Solar Tax Equity Structures
Solar companies use three main structures to raise tax equity to finance projects.
The volume of tax equity and the number of tax equity investors are increasing, ironically as a tax credit for investing in solar approaches expiration. How risks are allocated and the timing of when the tax equity investor must invest in relation to project completion vary by structure.
The US government offers tax benefits on solar projects that are worth roughly 56¢ per dollar of capital cost. Most solar developers have a hard time using the tax benefits; thus, a core financing tool for most solar companies is “tax equity” where the benefits are effectively bartered for capital to build the solar project.
There are two benefits: a 30% investment tax credit and the ability to deduct 85% of the cost or fair market value of the project, depending on how the tax equity transaction is structured, over five years on an accelerated, or front-loaded, basis.
Solar tax equity deal volume was $4.5 billion in 2014. Tax equity deal volume for wind and solar combined was $10.1 billion. Deal volume is expected to be higher in 2015, and to be higher still in 2016 as solar companies rush to complete projects before a December 2016 deadline to qualify for a 30% investment tax credit on their projects. The rush is expected to strain tax equity shops. A significant number of tax equity deals in late 2014 spilled over to early 2015 due to inability of the market to complete the transactions by year end. Each tax equity shop has a limited number of people who can work on deals; however, the most significant constraint in late 2014 was a shortage of outside engineering consultants who help with diligence. Another spillover is expected in late 2015.

#### Set tasks:
1. In the solar tax equity text, what was the solar tax equity deal volume in 2014?
2. Rewrite the paragraph of the solar tax equity text beginning "There are two benefits" as a short list that keeps its main facts.
3. Duplicate the part of the solar tax equity text that opens with the words containing "Solar Tax Equity Structures" and closes with "vary by structure.".

#### Recorded data:
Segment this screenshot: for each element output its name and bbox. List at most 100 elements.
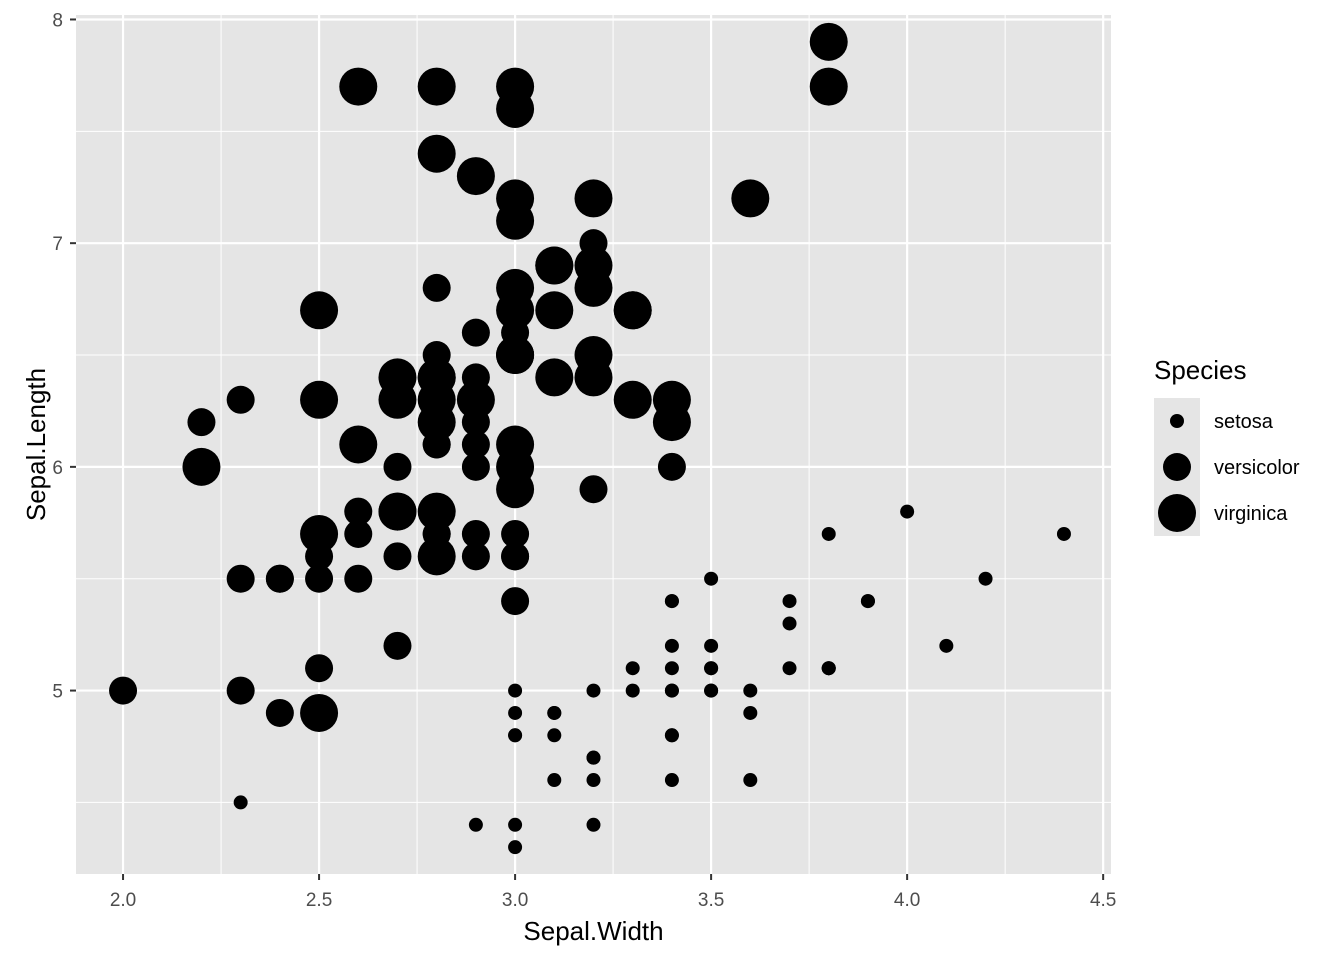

#### Results of the exercise:
1. $4.5 billion.

2.
- A 30% investment tax credit
- A deduction of 85% of the project's cost or fair market value, depending on the transaction's structure, taken over five years on an accelerated, front-loaded basis

3.
Solar Tax Equity Structures
Solar companies use three main structures to raise tax equity to finance projects.
The volume of tax equity and the number of tax equity investors are increasing, ironically as a tax credit for investing in solar approaches expiration. How risks are allocated and the timing of when the tax equity investor must invest in relation to project completion vary by structure.